━━ INPUT MATERIAL

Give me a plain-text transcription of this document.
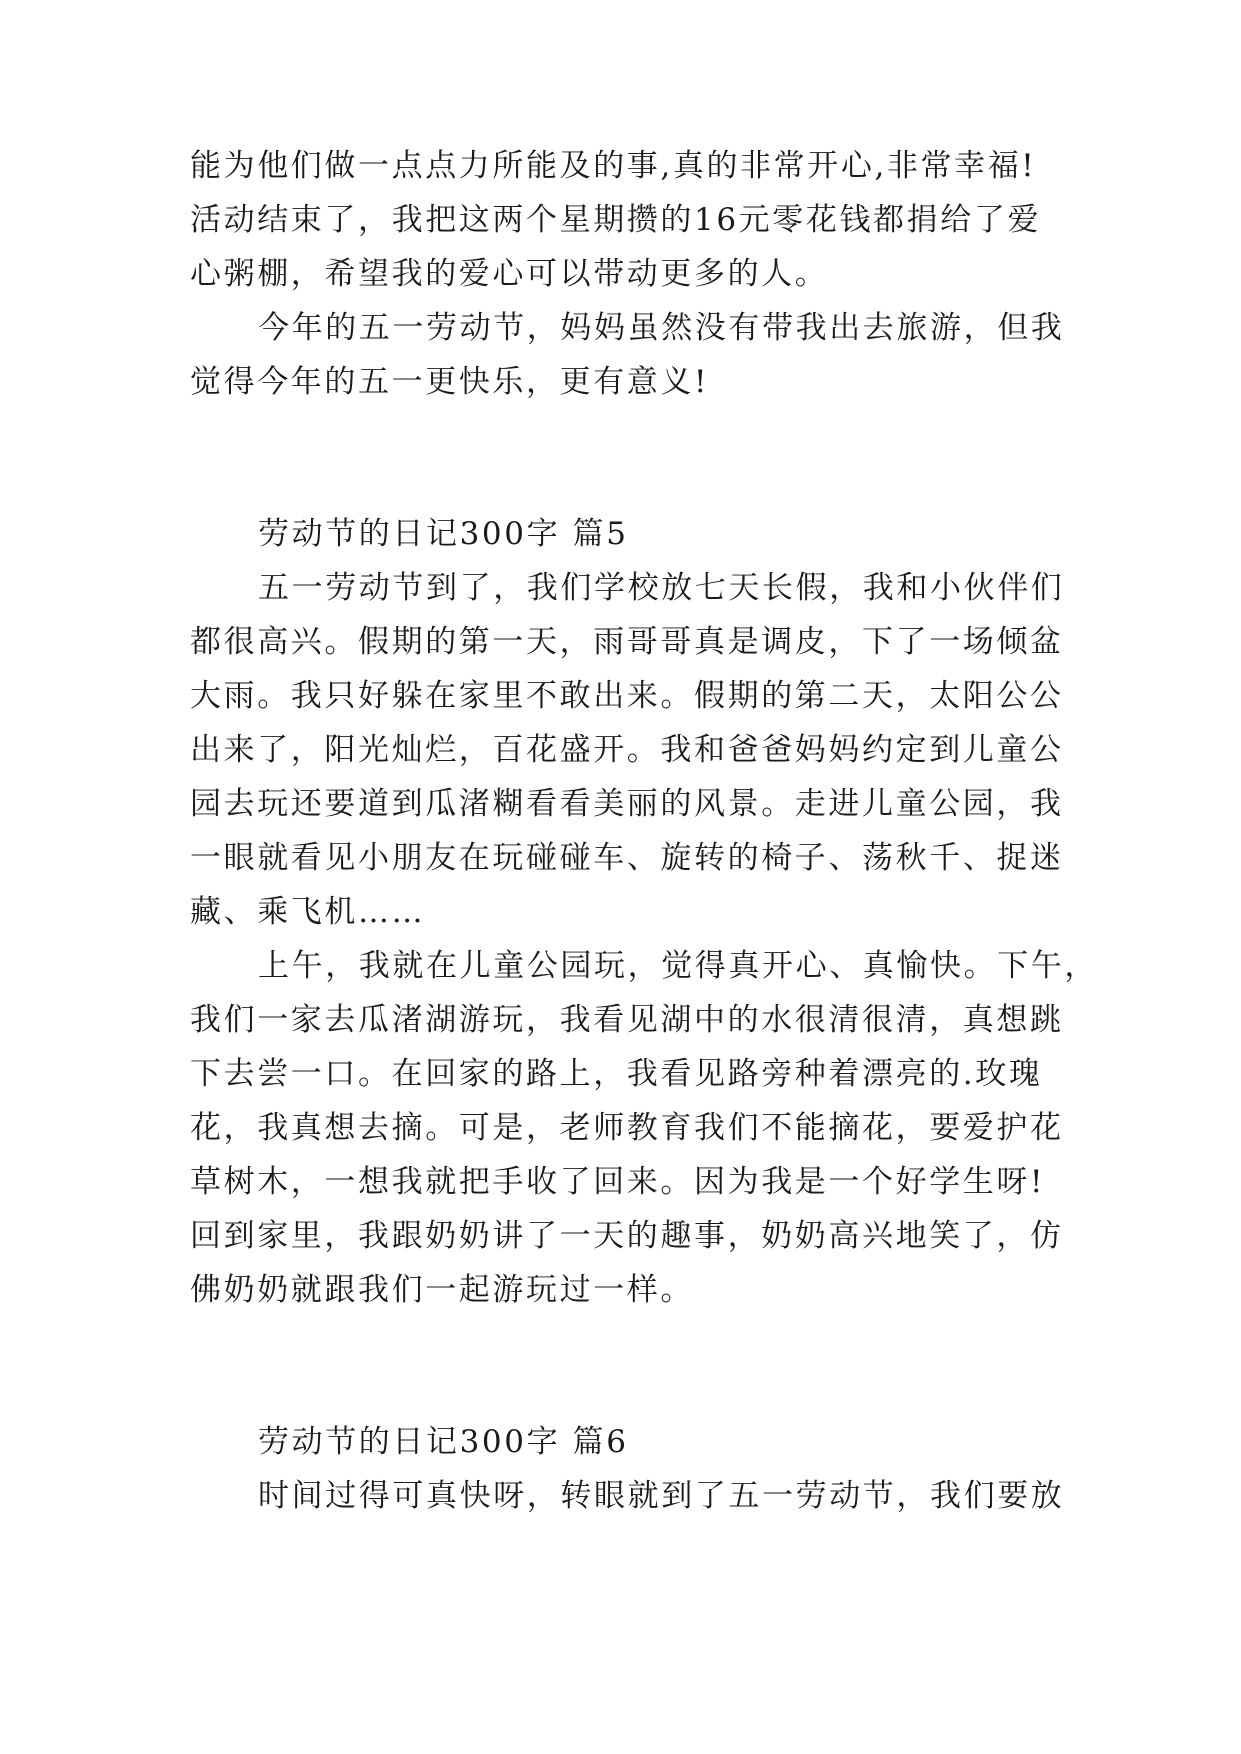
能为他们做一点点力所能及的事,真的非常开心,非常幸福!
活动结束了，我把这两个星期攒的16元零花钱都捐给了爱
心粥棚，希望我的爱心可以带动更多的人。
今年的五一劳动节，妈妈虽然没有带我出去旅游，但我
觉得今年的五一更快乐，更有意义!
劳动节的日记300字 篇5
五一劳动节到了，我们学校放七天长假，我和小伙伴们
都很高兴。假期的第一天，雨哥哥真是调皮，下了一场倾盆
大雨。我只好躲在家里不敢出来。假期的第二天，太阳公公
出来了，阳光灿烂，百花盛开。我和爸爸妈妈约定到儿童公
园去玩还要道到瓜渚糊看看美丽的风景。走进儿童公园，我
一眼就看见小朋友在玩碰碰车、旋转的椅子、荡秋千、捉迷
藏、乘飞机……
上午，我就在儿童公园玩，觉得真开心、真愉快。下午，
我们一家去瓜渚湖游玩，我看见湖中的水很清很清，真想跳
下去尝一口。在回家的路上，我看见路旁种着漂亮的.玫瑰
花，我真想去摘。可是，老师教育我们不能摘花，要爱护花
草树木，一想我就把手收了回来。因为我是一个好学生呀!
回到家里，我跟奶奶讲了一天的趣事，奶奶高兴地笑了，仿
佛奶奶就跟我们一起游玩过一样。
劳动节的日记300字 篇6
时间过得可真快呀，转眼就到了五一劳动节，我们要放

━━━━

GOAL |
Every entry above needs to be retyped exactly; drop the pictures.

FINISHED ANSWER |
Give me a plain-text transcription of this document.
能为他们做一点点力所能及的事,真的非常开心,非常幸福!
活动结束了，我把这两个星期攒的16元零花钱都捐给了爱
心粥棚，希望我的爱心可以带动更多的人。
今年的五一劳动节，妈妈虽然没有带我出去旅游，但我
觉得今年的五一更快乐，更有意义!
劳动节的日记300字 篇5
五一劳动节到了，我们学校放七天长假，我和小伙伴们
都很高兴。假期的第一天，雨哥哥真是调皮，下了一场倾盆
大雨。我只好躲在家里不敢出来。假期的第二天，太阳公公
出来了，阳光灿烂，百花盛开。我和爸爸妈妈约定到儿童公
园去玩还要道到瓜渚糊看看美丽的风景。走进儿童公园，我
一眼就看见小朋友在玩碰碰车、旋转的椅子、荡秋千、捉迷
藏、乘飞机……
上午，我就在儿童公园玩，觉得真开心、真愉快。下午，
我们一家去瓜渚湖游玩，我看见湖中的水很清很清，真想跳
下去尝一口。在回家的路上，我看见路旁种着漂亮的.玫瑰
花，我真想去摘。可是，老师教育我们不能摘花，要爱护花
草树木，一想我就把手收了回来。因为我是一个好学生呀!
回到家里，我跟奶奶讲了一天的趣事，奶奶高兴地笑了，仿
佛奶奶就跟我们一起游玩过一样。
劳动节的日记300字 篇6
时间过得可真快呀，转眼就到了五一劳动节，我们要放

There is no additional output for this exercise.